Exactly reproduce each record listed below.

--- START ---

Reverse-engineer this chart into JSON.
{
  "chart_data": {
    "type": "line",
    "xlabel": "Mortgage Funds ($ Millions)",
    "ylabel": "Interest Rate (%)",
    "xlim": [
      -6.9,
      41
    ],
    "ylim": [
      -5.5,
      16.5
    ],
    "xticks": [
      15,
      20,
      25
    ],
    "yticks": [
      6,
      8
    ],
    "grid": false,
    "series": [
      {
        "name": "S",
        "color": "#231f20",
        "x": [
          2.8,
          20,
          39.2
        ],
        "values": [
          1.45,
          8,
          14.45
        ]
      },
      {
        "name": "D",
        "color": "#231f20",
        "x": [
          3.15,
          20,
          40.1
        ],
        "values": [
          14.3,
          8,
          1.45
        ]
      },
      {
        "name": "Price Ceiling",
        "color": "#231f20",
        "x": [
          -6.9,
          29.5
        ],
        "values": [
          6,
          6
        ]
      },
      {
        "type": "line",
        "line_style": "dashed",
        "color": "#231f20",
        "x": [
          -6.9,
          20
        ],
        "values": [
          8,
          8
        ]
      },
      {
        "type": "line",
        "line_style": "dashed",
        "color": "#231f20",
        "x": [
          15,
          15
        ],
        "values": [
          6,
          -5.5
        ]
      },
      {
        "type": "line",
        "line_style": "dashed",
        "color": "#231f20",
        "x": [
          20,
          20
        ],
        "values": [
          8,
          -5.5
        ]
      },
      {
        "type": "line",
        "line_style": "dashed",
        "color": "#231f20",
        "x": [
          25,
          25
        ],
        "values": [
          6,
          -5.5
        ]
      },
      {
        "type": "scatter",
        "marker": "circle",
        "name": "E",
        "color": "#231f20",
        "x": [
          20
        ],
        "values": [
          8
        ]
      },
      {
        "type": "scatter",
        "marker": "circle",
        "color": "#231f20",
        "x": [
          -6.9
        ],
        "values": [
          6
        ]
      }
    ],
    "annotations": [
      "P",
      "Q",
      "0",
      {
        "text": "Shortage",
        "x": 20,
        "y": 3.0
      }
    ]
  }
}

--- END ---

COMPLETE ANSWER:
Reverse-engineer this chart into JSON.
{
  "chart_data": {
    "type": "line",
    "xlabel": "Mortgage Funds ($ Millions)",
    "ylabel": "Interest Rate (%)",
    "xlim": [
      -6.9,
      41
    ],
    "ylim": [
      -5.5,
      16.5
    ],
    "xticks": [
      15,
      20,
      25
    ],
    "yticks": [
      6,
      8
    ],
    "grid": false,
    "series": [
      {
        "name": "S",
        "color": "#231f20",
        "x": [
          2.8,
          20,
          39.2
        ],
        "values": [
          1.45,
          8,
          14.45
        ]
      },
      {
        "name": "D",
        "color": "#231f20",
        "x": [
          3.15,
          20,
          40.1
        ],
        "values": [
          14.3,
          8,
          1.45
        ]
      },
      {
        "name": "Price Ceiling",
        "color": "#231f20",
        "x": [
          -6.9,
          29.5
        ],
        "values": [
          6,
          6
        ]
      },
      {
        "type": "line",
        "line_style": "dashed",
        "color": "#231f20",
        "x": [
          -6.9,
          20
        ],
        "values": [
          8,
          8
        ]
      },
      {
        "type": "line",
        "line_style": "dashed",
        "color": "#231f20",
        "x": [
          15,
          15
        ],
        "values": [
          6,
          -5.5
        ]
      },
      {
        "type": "line",
        "line_style": "dashed",
        "color": "#231f20",
        "x": [
          20,
          20
        ],
        "values": [
          8,
          -5.5
        ]
      },
      {
        "type": "line",
        "line_style": "dashed",
        "color": "#231f20",
        "x": [
          25,
          25
        ],
        "values": [
          6,
          -5.5
        ]
      },
      {
        "type": "scatter",
        "marker": "circle",
        "name": "E",
        "color": "#231f20",
        "x": [
          20
        ],
        "values": [
          8
        ]
      },
      {
        "type": "scatter",
        "marker": "circle",
        "color": "#231f20",
        "x": [
          -6.9
        ],
        "values": [
          6
        ]
      }
    ],
    "annotations": [
      "P",
      "Q",
      "0",
      {
        "text": "Shortage",
        "x": 20,
        "y": 3.0
      }
    ]
  }
}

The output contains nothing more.